> **Exercise details**: Copy each line of the entries that contains the word "building".

> **Records provided**:

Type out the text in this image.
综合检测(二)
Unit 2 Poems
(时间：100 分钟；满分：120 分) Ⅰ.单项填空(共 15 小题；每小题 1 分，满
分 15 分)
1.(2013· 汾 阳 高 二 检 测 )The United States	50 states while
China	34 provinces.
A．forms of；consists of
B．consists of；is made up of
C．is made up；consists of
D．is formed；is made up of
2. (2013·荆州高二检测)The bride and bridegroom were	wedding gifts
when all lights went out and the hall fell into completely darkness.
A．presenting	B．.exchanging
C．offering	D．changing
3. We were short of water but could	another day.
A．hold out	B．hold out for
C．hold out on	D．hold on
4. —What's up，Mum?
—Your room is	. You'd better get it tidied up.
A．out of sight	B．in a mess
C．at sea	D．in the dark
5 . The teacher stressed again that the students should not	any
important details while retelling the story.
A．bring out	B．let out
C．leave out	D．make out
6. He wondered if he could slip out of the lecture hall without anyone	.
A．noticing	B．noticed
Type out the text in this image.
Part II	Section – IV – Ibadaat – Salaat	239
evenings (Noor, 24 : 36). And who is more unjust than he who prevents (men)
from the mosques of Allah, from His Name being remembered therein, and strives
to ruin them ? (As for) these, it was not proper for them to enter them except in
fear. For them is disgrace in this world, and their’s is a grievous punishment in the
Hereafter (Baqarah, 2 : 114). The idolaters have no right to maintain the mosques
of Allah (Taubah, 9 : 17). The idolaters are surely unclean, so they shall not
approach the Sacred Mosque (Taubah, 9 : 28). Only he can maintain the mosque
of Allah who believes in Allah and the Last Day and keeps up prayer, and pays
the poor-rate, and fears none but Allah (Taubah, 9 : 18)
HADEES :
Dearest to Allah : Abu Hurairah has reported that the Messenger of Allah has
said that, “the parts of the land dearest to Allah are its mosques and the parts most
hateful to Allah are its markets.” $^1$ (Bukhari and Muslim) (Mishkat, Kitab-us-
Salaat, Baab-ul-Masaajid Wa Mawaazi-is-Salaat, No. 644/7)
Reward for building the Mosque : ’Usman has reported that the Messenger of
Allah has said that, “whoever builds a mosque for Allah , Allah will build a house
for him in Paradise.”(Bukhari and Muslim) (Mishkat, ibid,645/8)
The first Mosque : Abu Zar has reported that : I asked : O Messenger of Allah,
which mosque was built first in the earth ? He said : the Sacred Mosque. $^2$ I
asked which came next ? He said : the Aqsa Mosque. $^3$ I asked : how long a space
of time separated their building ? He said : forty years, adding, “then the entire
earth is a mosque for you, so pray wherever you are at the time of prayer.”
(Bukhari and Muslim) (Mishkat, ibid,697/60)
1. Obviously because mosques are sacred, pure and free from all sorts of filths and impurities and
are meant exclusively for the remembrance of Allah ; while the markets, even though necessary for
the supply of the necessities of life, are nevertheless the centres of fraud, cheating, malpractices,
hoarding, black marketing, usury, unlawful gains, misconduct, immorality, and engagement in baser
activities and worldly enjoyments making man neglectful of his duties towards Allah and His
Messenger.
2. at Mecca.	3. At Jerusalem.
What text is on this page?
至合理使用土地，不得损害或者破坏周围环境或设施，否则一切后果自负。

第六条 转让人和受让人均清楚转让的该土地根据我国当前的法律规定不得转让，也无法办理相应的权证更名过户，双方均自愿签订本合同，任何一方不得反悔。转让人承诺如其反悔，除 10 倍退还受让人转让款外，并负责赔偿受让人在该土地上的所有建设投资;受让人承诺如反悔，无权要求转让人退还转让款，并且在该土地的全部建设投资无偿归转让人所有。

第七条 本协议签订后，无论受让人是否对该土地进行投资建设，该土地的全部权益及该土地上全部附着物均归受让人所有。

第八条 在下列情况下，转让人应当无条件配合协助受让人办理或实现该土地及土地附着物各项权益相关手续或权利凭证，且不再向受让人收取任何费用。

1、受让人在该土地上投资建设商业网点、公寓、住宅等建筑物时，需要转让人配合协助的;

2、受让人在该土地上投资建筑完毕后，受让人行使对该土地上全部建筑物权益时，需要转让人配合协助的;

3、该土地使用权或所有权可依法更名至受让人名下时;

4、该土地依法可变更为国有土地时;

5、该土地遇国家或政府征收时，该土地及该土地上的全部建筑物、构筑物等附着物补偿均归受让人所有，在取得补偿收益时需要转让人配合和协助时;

> **Expected answer**:
Reward for building the Mosque : ’Usman has reported that the Messenger of
of time separated their building ? He said : forty years, adding, “then the entire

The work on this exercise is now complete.